> [SHORT TASK]
Output every entry exactly as written, but omit the pictures.

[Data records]
**********
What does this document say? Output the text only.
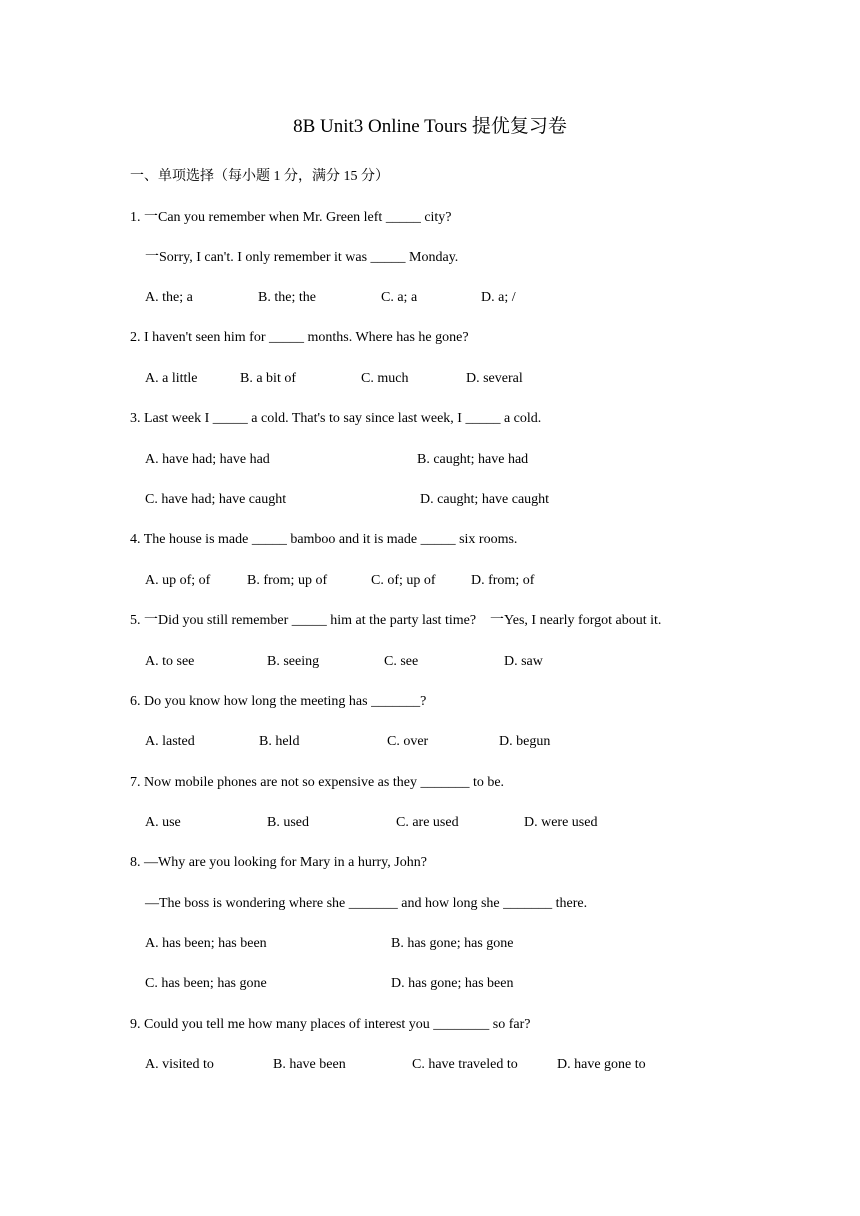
8B Unit3 Online Tours 提优复习卷
一、单项选择（每小题 1 分，满分 15 分）
1. 一Can you remember when Mr. Green left _____ city?
一Sorry, I can't. I only remember it was _____ Monday.
A. the; a	B. the; the	C. a; a	D. a; /
2. I haven't seen him for _____ months. Where has he gone?
A. a little	B. a bit of	C. much	D. several
3. Last week I _____ a cold. That's to say since last week, I _____ a cold.
A. have had; have had	B. caught; have had
C. have had; have caught	D. caught; have caught
4. The house is made _____ bamboo and it is made _____ six rooms.
A. up of; of	B. from; up of	C. of; up of	D. from; of
5. 一Did you still remember _____ him at the party last time?    一Yes, I nearly forgot about it.
A. to see	B. seeing	C. see	D. saw
6. Do you know how long the meeting has _______?
A. lasted	B. held	C. over	D. begun
7. Now mobile phones are not so expensive as they _______ to be.
A. use	B. used	C. are used	D. were used
8. —Why are you looking for Mary in a hurry, John?
—The boss is wondering where she _______ and how long she _______ there.
A. has been; has been	B. has gone; has gone
C. has been; has gone	D. has gone; has been
9. Could you tell me how many places of interest you ________ so far?
A. visited to	B. have been	C. have traveled to	D. have gone to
**********
> [ANSWER TO THIS EXERCISE]
What does this document say? Output the text only.
8B Unit3 Online Tours 提优复习卷
一、单项选择（每小题 1 分，满分 15 分）
1. 一Can you remember when Mr. Green left _____ city?
一Sorry, I can't. I only remember it was _____ Monday.
A. the; a	B. the; the	C. a; a	D. a; /
2. I haven't seen him for _____ months. Where has he gone?
A. a little	B. a bit of	C. much	D. several
3. Last week I _____ a cold. That's to say since last week, I _____ a cold.
A. have had; have had	B. caught; have had
C. have had; have caught	D. caught; have caught
4. The house is made _____ bamboo and it is made _____ six rooms.
A. up of; of	B. from; up of	C. of; up of	D. from; of
5. 一Did you still remember _____ him at the party last time?    一Yes, I nearly forgot about it.
A. to see	B. seeing	C. see	D. saw
6. Do you know how long the meeting has _______?
A. lasted	B. held	C. over	D. begun
7. Now mobile phones are not so expensive as they _______ to be.
A. use	B. used	C. are used	D. were used
8. —Why are you looking for Mary in a hurry, John?
—The boss is wondering where she _______ and how long she _______ there.
A. has been; has been	B. has gone; has gone
C. has been; has gone	D. has gone; has been
9. Could you tell me how many places of interest you ________ so far?
A. visited to	B. have been	C. have traveled to	D. have gone to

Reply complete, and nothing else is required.